The task: Select the lines below containing the word "человечек".

Entries from a dataset
◇ ◇ ◇ ◇ ◇ ◇ ◇

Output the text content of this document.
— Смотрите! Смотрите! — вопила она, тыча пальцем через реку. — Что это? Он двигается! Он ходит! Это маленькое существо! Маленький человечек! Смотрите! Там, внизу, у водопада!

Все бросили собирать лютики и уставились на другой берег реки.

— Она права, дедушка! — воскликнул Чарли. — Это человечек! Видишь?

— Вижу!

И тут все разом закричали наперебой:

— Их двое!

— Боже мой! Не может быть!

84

◇ ◇ ◇ ◇ ◇ ◇ ◇

Answer to this exercise:
— Смотрите! Смотрите! — вопила она, тыча пальцем через реку. — Что это? Он двигается! Он ходит! Это маленькое существо! Маленький человечек! Смотрите! Там, внизу, у водопада!
— Она права, дедушка! — воскликнул Чарли. — Это человечек! Видишь?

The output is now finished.